Provided material -
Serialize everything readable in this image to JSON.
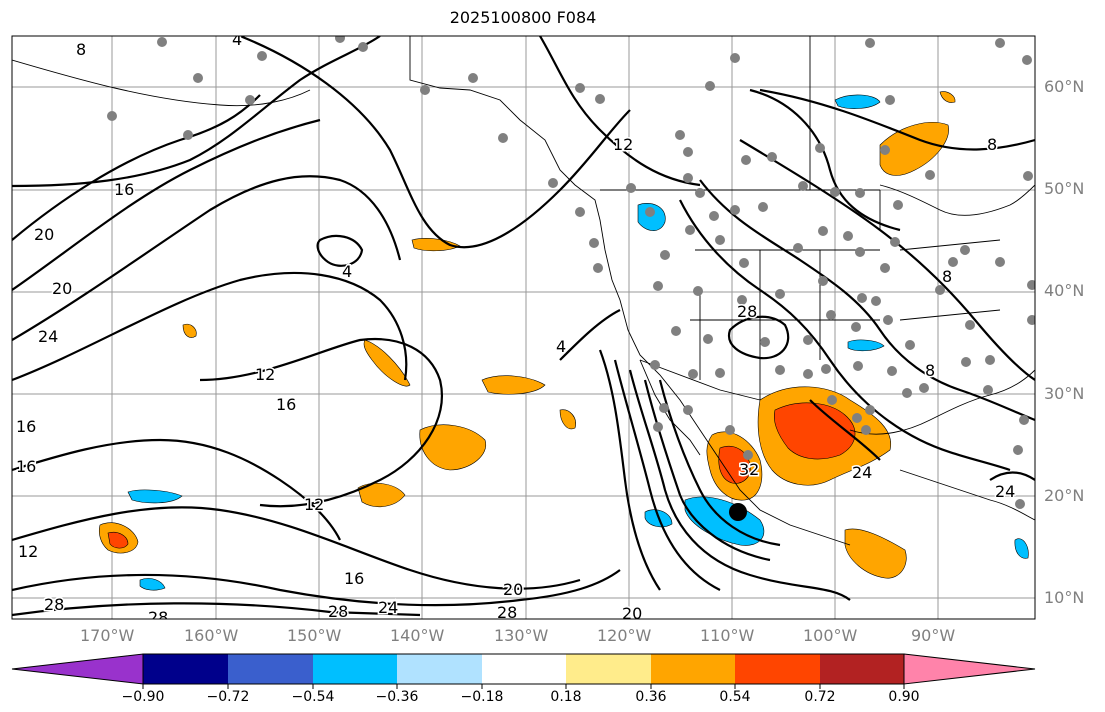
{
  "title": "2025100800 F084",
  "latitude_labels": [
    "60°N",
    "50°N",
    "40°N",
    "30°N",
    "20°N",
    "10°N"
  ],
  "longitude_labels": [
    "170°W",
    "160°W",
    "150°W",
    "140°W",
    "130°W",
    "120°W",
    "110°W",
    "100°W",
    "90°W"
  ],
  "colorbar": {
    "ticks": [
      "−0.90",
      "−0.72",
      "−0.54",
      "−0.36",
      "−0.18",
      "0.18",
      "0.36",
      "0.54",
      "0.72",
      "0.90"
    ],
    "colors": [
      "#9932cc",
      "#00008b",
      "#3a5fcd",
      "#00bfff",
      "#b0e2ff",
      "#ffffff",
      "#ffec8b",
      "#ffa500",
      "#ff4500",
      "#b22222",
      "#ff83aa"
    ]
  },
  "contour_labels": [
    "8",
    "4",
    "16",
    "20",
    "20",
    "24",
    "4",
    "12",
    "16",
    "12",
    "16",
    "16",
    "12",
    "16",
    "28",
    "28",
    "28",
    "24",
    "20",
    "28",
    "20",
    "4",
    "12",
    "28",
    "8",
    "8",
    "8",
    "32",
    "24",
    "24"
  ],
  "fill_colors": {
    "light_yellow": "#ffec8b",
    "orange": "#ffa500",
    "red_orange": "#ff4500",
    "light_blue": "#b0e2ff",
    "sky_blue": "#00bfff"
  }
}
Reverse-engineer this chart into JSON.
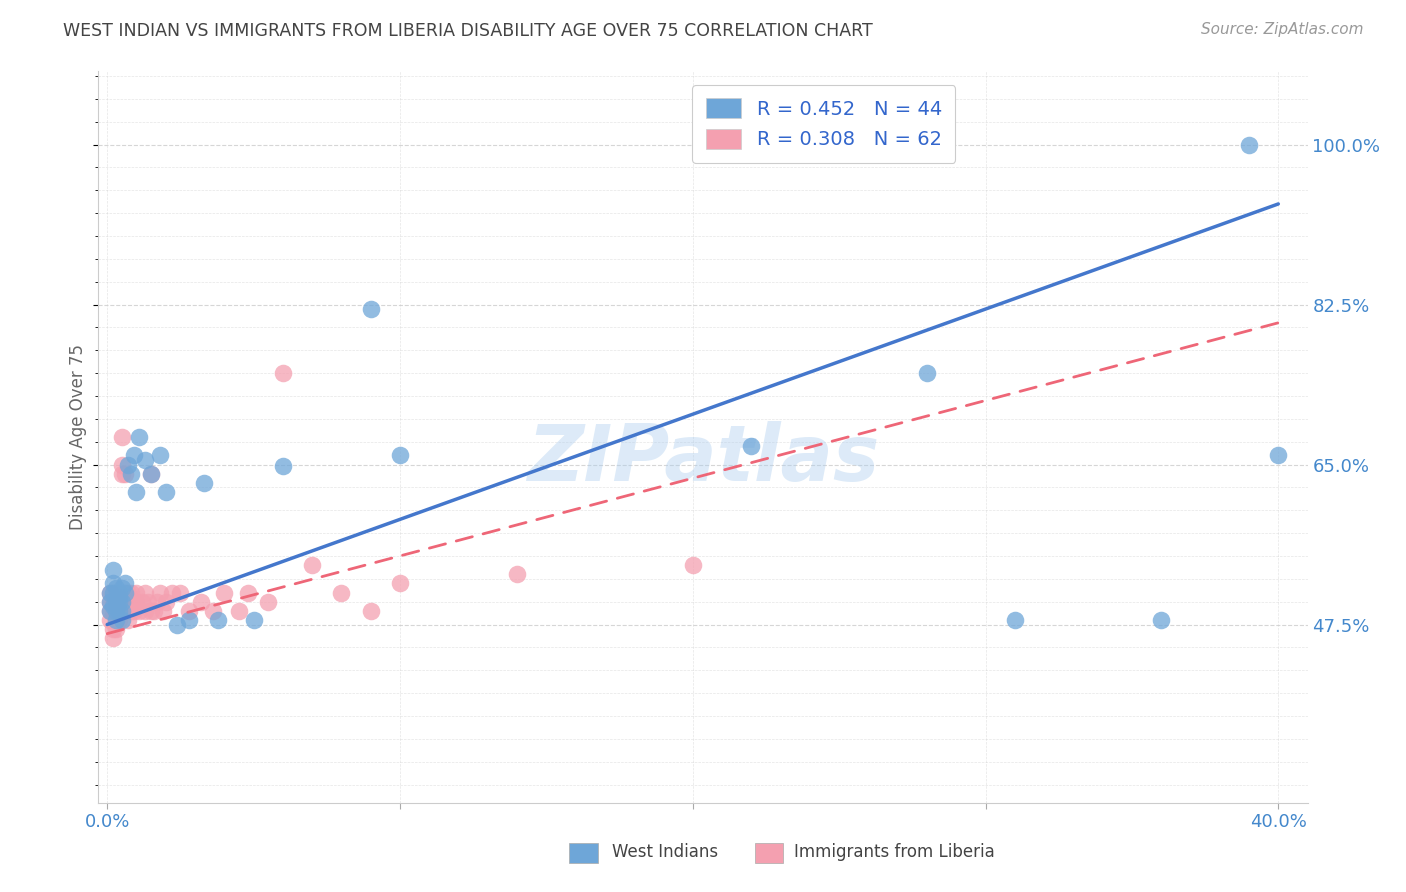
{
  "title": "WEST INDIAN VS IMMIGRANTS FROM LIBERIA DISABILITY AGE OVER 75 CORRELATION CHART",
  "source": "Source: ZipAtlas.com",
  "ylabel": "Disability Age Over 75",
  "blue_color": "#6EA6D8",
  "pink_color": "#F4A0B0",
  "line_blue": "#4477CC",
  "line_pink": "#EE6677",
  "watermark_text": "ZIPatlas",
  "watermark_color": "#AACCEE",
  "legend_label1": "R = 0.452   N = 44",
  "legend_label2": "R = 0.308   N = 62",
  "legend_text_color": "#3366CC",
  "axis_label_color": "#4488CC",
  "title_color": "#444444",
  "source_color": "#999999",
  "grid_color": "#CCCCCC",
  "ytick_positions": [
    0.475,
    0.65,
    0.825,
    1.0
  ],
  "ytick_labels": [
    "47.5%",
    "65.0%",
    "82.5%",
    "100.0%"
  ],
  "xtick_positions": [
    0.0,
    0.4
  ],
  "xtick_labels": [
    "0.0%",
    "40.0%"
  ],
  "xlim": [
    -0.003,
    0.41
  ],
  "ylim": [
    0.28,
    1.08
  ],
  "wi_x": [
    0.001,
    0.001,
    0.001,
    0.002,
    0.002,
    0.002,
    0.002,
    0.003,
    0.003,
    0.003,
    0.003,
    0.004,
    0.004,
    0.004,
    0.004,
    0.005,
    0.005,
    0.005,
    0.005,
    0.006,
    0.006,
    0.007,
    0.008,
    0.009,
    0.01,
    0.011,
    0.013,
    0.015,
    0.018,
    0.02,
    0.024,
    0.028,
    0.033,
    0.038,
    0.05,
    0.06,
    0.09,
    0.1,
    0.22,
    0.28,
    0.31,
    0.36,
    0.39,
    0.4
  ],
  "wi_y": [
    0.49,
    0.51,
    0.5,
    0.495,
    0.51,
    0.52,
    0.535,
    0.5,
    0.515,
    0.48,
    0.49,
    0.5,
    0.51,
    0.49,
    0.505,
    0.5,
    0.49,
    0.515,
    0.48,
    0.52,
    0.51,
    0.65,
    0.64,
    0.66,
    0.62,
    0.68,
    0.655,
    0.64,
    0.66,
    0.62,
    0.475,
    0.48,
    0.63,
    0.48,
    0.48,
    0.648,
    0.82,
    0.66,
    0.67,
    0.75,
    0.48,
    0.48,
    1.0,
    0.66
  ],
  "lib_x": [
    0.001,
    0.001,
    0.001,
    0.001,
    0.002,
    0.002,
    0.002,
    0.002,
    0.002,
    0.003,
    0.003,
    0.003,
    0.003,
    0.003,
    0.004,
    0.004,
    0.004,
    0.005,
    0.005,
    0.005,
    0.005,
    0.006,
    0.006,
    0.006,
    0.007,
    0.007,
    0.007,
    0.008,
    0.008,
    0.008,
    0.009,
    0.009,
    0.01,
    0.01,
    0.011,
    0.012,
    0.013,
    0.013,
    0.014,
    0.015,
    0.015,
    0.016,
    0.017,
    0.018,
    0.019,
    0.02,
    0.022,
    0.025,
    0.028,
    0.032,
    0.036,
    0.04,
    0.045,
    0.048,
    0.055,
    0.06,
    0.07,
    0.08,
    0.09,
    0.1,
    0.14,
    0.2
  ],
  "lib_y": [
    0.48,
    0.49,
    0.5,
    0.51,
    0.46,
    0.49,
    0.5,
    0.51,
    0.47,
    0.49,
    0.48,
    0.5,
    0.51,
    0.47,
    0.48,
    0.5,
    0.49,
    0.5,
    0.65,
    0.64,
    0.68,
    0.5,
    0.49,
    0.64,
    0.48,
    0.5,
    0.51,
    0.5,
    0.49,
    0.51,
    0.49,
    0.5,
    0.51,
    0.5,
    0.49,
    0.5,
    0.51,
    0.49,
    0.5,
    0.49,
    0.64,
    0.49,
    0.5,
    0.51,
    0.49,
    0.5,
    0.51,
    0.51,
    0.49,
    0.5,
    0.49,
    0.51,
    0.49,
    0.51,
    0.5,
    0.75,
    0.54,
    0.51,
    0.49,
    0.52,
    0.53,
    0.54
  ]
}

Objective - Leave the pictures out and write out every entry exactly as given.

Completed exercise -
Serialize everything readable in this image to JSON.
{
  "title": "2025100800 F084",
  "latitude_labels": [
    "60°N",
    "50°N",
    "40°N",
    "30°N",
    "20°N",
    "10°N"
  ],
  "longitude_labels": [
    "170°W",
    "160°W",
    "150°W",
    "140°W",
    "130°W",
    "120°W",
    "110°W",
    "100°W",
    "90°W"
  ],
  "colorbar": {
    "ticks": [
      "−0.90",
      "−0.72",
      "−0.54",
      "−0.36",
      "−0.18",
      "0.18",
      "0.36",
      "0.54",
      "0.72",
      "0.90"
    ],
    "colors": [
      "#9932cc",
      "#00008b",
      "#3a5fcd",
      "#00bfff",
      "#b0e2ff",
      "#ffffff",
      "#ffec8b",
      "#ffa500",
      "#ff4500",
      "#b22222",
      "#ff83aa"
    ]
  },
  "contour_labels": [
    "8",
    "4",
    "16",
    "20",
    "20",
    "24",
    "4",
    "12",
    "16",
    "12",
    "16",
    "16",
    "12",
    "16",
    "28",
    "28",
    "28",
    "24",
    "20",
    "28",
    "20",
    "4",
    "12",
    "28",
    "8",
    "8",
    "8",
    "32",
    "24",
    "24"
  ],
  "fill_colors": {
    "light_yellow": "#ffec8b",
    "orange": "#ffa500",
    "red_orange": "#ff4500",
    "light_blue": "#b0e2ff",
    "sky_blue": "#00bfff"
  }
}
Reverse-engineer this chart into JSON.
{
  "title": "WEST INDIAN VS IMMIGRANTS FROM LIBERIA DISABILITY AGE OVER 75 CORRELATION CHART",
  "source": "Source: ZipAtlas.com",
  "ylabel": "Disability Age Over 75",
  "blue_color": "#6EA6D8",
  "pink_color": "#F4A0B0",
  "line_blue": "#4477CC",
  "line_pink": "#EE6677",
  "watermark_text": "ZIPatlas",
  "watermark_color": "#AACCEE",
  "legend_label1": "R = 0.452   N = 44",
  "legend_label2": "R = 0.308   N = 62",
  "legend_text_color": "#3366CC",
  "axis_label_color": "#4488CC",
  "title_color": "#444444",
  "source_color": "#999999",
  "grid_color": "#CCCCCC",
  "ytick_positions": [
    0.475,
    0.65,
    0.825,
    1.0
  ],
  "ytick_labels": [
    "47.5%",
    "65.0%",
    "82.5%",
    "100.0%"
  ],
  "xtick_positions": [
    0.0,
    0.4
  ],
  "xtick_labels": [
    "0.0%",
    "40.0%"
  ],
  "xlim": [
    -0.003,
    0.41
  ],
  "ylim": [
    0.28,
    1.08
  ],
  "wi_x": [
    0.001,
    0.001,
    0.001,
    0.002,
    0.002,
    0.002,
    0.002,
    0.003,
    0.003,
    0.003,
    0.003,
    0.004,
    0.004,
    0.004,
    0.004,
    0.005,
    0.005,
    0.005,
    0.005,
    0.006,
    0.006,
    0.007,
    0.008,
    0.009,
    0.01,
    0.011,
    0.013,
    0.015,
    0.018,
    0.02,
    0.024,
    0.028,
    0.033,
    0.038,
    0.05,
    0.06,
    0.09,
    0.1,
    0.22,
    0.28,
    0.31,
    0.36,
    0.39,
    0.4
  ],
  "wi_y": [
    0.49,
    0.51,
    0.5,
    0.495,
    0.51,
    0.52,
    0.535,
    0.5,
    0.515,
    0.48,
    0.49,
    0.5,
    0.51,
    0.49,
    0.505,
    0.5,
    0.49,
    0.515,
    0.48,
    0.52,
    0.51,
    0.65,
    0.64,
    0.66,
    0.62,
    0.68,
    0.655,
    0.64,
    0.66,
    0.62,
    0.475,
    0.48,
    0.63,
    0.48,
    0.48,
    0.648,
    0.82,
    0.66,
    0.67,
    0.75,
    0.48,
    0.48,
    1.0,
    0.66
  ],
  "lib_x": [
    0.001,
    0.001,
    0.001,
    0.001,
    0.002,
    0.002,
    0.002,
    0.002,
    0.002,
    0.003,
    0.003,
    0.003,
    0.003,
    0.003,
    0.004,
    0.004,
    0.004,
    0.005,
    0.005,
    0.005,
    0.005,
    0.006,
    0.006,
    0.006,
    0.007,
    0.007,
    0.007,
    0.008,
    0.008,
    0.008,
    0.009,
    0.009,
    0.01,
    0.01,
    0.011,
    0.012,
    0.013,
    0.013,
    0.014,
    0.015,
    0.015,
    0.016,
    0.017,
    0.018,
    0.019,
    0.02,
    0.022,
    0.025,
    0.028,
    0.032,
    0.036,
    0.04,
    0.045,
    0.048,
    0.055,
    0.06,
    0.07,
    0.08,
    0.09,
    0.1,
    0.14,
    0.2
  ],
  "lib_y": [
    0.48,
    0.49,
    0.5,
    0.51,
    0.46,
    0.49,
    0.5,
    0.51,
    0.47,
    0.49,
    0.48,
    0.5,
    0.51,
    0.47,
    0.48,
    0.5,
    0.49,
    0.5,
    0.65,
    0.64,
    0.68,
    0.5,
    0.49,
    0.64,
    0.48,
    0.5,
    0.51,
    0.5,
    0.49,
    0.51,
    0.49,
    0.5,
    0.51,
    0.5,
    0.49,
    0.5,
    0.51,
    0.49,
    0.5,
    0.49,
    0.64,
    0.49,
    0.5,
    0.51,
    0.49,
    0.5,
    0.51,
    0.51,
    0.49,
    0.5,
    0.49,
    0.51,
    0.49,
    0.51,
    0.5,
    0.75,
    0.54,
    0.51,
    0.49,
    0.52,
    0.53,
    0.54
  ]
}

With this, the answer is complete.